-- START Data in this exercise --

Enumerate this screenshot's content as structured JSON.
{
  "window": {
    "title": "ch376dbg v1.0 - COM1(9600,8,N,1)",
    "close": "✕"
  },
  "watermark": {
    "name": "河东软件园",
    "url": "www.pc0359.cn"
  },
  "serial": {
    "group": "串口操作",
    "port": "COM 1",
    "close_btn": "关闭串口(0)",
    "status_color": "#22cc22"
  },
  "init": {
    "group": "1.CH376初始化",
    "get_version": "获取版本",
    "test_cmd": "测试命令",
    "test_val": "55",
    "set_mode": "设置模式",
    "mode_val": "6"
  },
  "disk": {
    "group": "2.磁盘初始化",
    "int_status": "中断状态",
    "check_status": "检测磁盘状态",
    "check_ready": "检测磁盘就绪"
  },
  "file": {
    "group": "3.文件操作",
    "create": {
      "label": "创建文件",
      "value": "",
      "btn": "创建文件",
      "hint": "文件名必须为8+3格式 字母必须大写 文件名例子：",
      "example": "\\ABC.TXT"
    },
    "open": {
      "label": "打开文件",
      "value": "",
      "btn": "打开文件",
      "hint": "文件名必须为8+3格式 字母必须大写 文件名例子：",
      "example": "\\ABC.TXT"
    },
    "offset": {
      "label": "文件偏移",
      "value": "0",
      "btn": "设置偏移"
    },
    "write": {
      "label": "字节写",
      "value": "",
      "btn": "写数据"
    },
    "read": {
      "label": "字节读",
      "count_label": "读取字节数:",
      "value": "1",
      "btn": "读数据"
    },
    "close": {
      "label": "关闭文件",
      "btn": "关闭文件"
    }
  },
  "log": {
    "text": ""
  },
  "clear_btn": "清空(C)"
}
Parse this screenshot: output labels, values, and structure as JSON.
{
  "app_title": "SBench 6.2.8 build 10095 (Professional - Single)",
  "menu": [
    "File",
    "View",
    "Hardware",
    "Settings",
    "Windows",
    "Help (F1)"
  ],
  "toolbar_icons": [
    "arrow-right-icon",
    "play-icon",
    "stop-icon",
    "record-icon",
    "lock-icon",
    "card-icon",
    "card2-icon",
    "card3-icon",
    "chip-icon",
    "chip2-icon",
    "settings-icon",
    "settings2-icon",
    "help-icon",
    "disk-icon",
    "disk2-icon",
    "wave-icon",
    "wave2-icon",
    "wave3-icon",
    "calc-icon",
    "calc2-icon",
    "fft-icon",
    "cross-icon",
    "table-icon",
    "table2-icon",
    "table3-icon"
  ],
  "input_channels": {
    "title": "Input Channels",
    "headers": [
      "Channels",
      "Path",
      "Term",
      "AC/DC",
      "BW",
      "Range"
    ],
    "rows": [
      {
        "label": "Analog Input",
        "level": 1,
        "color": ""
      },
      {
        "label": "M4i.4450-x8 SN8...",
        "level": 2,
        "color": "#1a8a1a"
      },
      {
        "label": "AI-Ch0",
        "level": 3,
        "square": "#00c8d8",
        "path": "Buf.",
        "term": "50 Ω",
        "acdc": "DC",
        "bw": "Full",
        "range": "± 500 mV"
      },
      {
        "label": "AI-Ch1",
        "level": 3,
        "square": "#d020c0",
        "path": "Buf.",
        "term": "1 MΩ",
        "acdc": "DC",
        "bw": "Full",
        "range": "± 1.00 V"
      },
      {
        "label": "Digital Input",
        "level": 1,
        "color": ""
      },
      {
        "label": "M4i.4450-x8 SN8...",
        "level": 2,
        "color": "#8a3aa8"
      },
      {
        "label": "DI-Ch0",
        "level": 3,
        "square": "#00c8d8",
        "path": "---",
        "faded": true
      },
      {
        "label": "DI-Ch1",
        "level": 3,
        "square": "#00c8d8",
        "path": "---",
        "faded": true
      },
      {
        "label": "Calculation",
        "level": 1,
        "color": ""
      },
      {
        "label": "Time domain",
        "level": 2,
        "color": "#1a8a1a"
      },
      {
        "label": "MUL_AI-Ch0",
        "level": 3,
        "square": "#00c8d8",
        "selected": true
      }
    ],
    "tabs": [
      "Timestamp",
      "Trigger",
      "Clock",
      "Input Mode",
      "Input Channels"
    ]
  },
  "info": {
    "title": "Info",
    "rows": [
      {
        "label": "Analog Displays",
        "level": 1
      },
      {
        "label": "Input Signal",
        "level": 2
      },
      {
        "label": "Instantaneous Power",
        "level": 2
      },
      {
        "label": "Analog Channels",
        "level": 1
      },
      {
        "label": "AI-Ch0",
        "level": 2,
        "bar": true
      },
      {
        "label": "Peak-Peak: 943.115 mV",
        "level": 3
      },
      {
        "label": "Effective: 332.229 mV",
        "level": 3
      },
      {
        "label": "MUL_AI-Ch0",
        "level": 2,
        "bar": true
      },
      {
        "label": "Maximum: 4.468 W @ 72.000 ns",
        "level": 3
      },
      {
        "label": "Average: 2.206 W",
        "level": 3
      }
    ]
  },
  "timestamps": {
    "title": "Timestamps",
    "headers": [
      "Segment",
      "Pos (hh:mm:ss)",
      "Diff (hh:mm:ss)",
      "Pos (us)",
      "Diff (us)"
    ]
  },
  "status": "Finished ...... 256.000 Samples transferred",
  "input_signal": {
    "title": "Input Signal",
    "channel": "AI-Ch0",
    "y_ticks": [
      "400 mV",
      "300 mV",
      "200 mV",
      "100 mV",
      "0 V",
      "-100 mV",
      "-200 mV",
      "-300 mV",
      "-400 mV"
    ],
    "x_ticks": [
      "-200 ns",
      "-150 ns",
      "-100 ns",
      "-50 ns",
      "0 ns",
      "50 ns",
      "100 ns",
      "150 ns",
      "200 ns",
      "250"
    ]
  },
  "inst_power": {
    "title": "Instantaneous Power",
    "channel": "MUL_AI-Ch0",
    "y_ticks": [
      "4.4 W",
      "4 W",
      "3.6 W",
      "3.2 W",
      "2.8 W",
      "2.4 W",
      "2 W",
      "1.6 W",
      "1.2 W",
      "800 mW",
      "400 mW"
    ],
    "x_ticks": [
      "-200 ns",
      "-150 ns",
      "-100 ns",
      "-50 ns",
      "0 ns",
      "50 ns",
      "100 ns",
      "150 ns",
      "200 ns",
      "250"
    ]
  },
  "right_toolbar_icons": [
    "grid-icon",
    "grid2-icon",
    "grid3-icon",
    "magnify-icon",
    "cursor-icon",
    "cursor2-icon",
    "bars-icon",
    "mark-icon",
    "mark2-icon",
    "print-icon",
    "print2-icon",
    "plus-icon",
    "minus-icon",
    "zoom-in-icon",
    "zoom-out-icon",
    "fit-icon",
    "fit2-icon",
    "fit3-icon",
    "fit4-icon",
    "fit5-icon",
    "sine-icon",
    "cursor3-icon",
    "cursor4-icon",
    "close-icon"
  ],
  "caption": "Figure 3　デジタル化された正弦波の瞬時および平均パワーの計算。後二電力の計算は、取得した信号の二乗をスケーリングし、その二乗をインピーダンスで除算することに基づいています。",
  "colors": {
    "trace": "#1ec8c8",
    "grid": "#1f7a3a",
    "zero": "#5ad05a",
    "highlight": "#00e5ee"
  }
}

-- END Data in this exercise --

* _Task requirements_
Extract, word for word, each line of the listing above.

* _Result of this exercise_
Enumerate this screenshot's content as structured JSON.
{
  "window": {
    "title": "ch376dbg v1.0 - COM1(9600,8,N,1)",
    "close": "✕"
  },
  "watermark": {
    "name": "河东软件园",
    "url": "www.pc0359.cn"
  },
  "serial": {
    "group": "串口操作",
    "port": "COM 1",
    "close_btn": "关闭串口(0)",
    "status_color": "#22cc22"
  },
  "init": {
    "group": "1.CH376初始化",
    "get_version": "获取版本",
    "test_cmd": "测试命令",
    "test_val": "55",
    "set_mode": "设置模式",
    "mode_val": "6"
  },
  "disk": {
    "group": "2.磁盘初始化",
    "int_status": "中断状态",
    "check_status": "检测磁盘状态",
    "check_ready": "检测磁盘就绪"
  },
  "file": {
    "group": "3.文件操作",
    "create": {
      "label": "创建文件",
      "value": "",
      "btn": "创建文件",
      "hint": "文件名必须为8+3格式 字母必须大写 文件名例子：",
      "example": "\\ABC.TXT"
    },
    "open": {
      "label": "打开文件",
      "value": "",
      "btn": "打开文件",
      "hint": "文件名必须为8+3格式 字母必须大写 文件名例子：",
      "example": "\\ABC.TXT"
    },
    "offset": {
      "label": "文件偏移",
      "value": "0",
      "btn": "设置偏移"
    },
    "write": {
      "label": "字节写",
      "value": "",
      "btn": "写数据"
    },
    "read": {
      "label": "字节读",
      "count_label": "读取字节数:",
      "value": "1",
      "btn": "读数据"
    },
    "close": {
      "label": "关闭文件",
      "btn": "关闭文件"
    }
  },
  "log": {
    "text": ""
  },
  "clear_btn": "清空(C)"
}
Parse this screenshot: output labels, values, and structure as JSON.
{
  "app_title": "SBench 6.2.8 build 10095 (Professional - Single)",
  "menu": [
    "File",
    "View",
    "Hardware",
    "Settings",
    "Windows",
    "Help (F1)"
  ],
  "toolbar_icons": [
    "arrow-right-icon",
    "play-icon",
    "stop-icon",
    "record-icon",
    "lock-icon",
    "card-icon",
    "card2-icon",
    "card3-icon",
    "chip-icon",
    "chip2-icon",
    "settings-icon",
    "settings2-icon",
    "help-icon",
    "disk-icon",
    "disk2-icon",
    "wave-icon",
    "wave2-icon",
    "wave3-icon",
    "calc-icon",
    "calc2-icon",
    "fft-icon",
    "cross-icon",
    "table-icon",
    "table2-icon",
    "table3-icon"
  ],
  "input_channels": {
    "title": "Input Channels",
    "headers": [
      "Channels",
      "Path",
      "Term",
      "AC/DC",
      "BW",
      "Range"
    ],
    "rows": [
      {
        "label": "Analog Input",
        "level": 1,
        "color": ""
      },
      {
        "label": "M4i.4450-x8 SN8...",
        "level": 2,
        "color": "#1a8a1a"
      },
      {
        "label": "AI-Ch0",
        "level": 3,
        "square": "#00c8d8",
        "path": "Buf.",
        "term": "50 Ω",
        "acdc": "DC",
        "bw": "Full",
        "range": "± 500 mV"
      },
      {
        "label": "AI-Ch1",
        "level": 3,
        "square": "#d020c0",
        "path": "Buf.",
        "term": "1 MΩ",
        "acdc": "DC",
        "bw": "Full",
        "range": "± 1.00 V"
      },
      {
        "label": "Digital Input",
        "level": 1,
        "color": ""
      },
      {
        "label": "M4i.4450-x8 SN8...",
        "level": 2,
        "color": "#8a3aa8"
      },
      {
        "label": "DI-Ch0",
        "level": 3,
        "square": "#00c8d8",
        "path": "---",
        "faded": true
      },
      {
        "label": "DI-Ch1",
        "level": 3,
        "square": "#00c8d8",
        "path": "---",
        "faded": true
      },
      {
        "label": "Calculation",
        "level": 1,
        "color": ""
      },
      {
        "label": "Time domain",
        "level": 2,
        "color": "#1a8a1a"
      },
      {
        "label": "MUL_AI-Ch0",
        "level": 3,
        "square": "#00c8d8",
        "selected": true
      }
    ],
    "tabs": [
      "Timestamp",
      "Trigger",
      "Clock",
      "Input Mode",
      "Input Channels"
    ]
  },
  "info": {
    "title": "Info",
    "rows": [
      {
        "label": "Analog Displays",
        "level": 1
      },
      {
        "label": "Input Signal",
        "level": 2
      },
      {
        "label": "Instantaneous Power",
        "level": 2
      },
      {
        "label": "Analog Channels",
        "level": 1
      },
      {
        "label": "AI-Ch0",
        "level": 2,
        "bar": true
      },
      {
        "label": "Peak-Peak: 943.115 mV",
        "level": 3
      },
      {
        "label": "Effective: 332.229 mV",
        "level": 3
      },
      {
        "label": "MUL_AI-Ch0",
        "level": 2,
        "bar": true
      },
      {
        "label": "Maximum: 4.468 W @ 72.000 ns",
        "level": 3
      },
      {
        "label": "Average: 2.206 W",
        "level": 3
      }
    ]
  },
  "timestamps": {
    "title": "Timestamps",
    "headers": [
      "Segment",
      "Pos (hh:mm:ss)",
      "Diff (hh:mm:ss)",
      "Pos (us)",
      "Diff (us)"
    ]
  },
  "status": "Finished ...... 256.000 Samples transferred",
  "input_signal": {
    "title": "Input Signal",
    "channel": "AI-Ch0",
    "y_ticks": [
      "400 mV",
      "300 mV",
      "200 mV",
      "100 mV",
      "0 V",
      "-100 mV",
      "-200 mV",
      "-300 mV",
      "-400 mV"
    ],
    "x_ticks": [
      "-200 ns",
      "-150 ns",
      "-100 ns",
      "-50 ns",
      "0 ns",
      "50 ns",
      "100 ns",
      "150 ns",
      "200 ns",
      "250"
    ]
  },
  "inst_power": {
    "title": "Instantaneous Power",
    "channel": "MUL_AI-Ch0",
    "y_ticks": [
      "4.4 W",
      "4 W",
      "3.6 W",
      "3.2 W",
      "2.8 W",
      "2.4 W",
      "2 W",
      "1.6 W",
      "1.2 W",
      "800 mW",
      "400 mW"
    ],
    "x_ticks": [
      "-200 ns",
      "-150 ns",
      "-100 ns",
      "-50 ns",
      "0 ns",
      "50 ns",
      "100 ns",
      "150 ns",
      "200 ns",
      "250"
    ]
  },
  "right_toolbar_icons": [
    "grid-icon",
    "grid2-icon",
    "grid3-icon",
    "magnify-icon",
    "cursor-icon",
    "cursor2-icon",
    "bars-icon",
    "mark-icon",
    "mark2-icon",
    "print-icon",
    "print2-icon",
    "plus-icon",
    "minus-icon",
    "zoom-in-icon",
    "zoom-out-icon",
    "fit-icon",
    "fit2-icon",
    "fit3-icon",
    "fit4-icon",
    "fit5-icon",
    "sine-icon",
    "cursor3-icon",
    "cursor4-icon",
    "close-icon"
  ],
  "caption": "Figure 3　デジタル化された正弦波の瞬時および平均パワーの計算。後二電力の計算は、取得した信号の二乗をスケーリングし、その二乗をインピーダンスで除算することに基づいています。",
  "colors": {
    "trace": "#1ec8c8",
    "grid": "#1f7a3a",
    "zero": "#5ad05a",
    "highlight": "#00e5ee"
  }
}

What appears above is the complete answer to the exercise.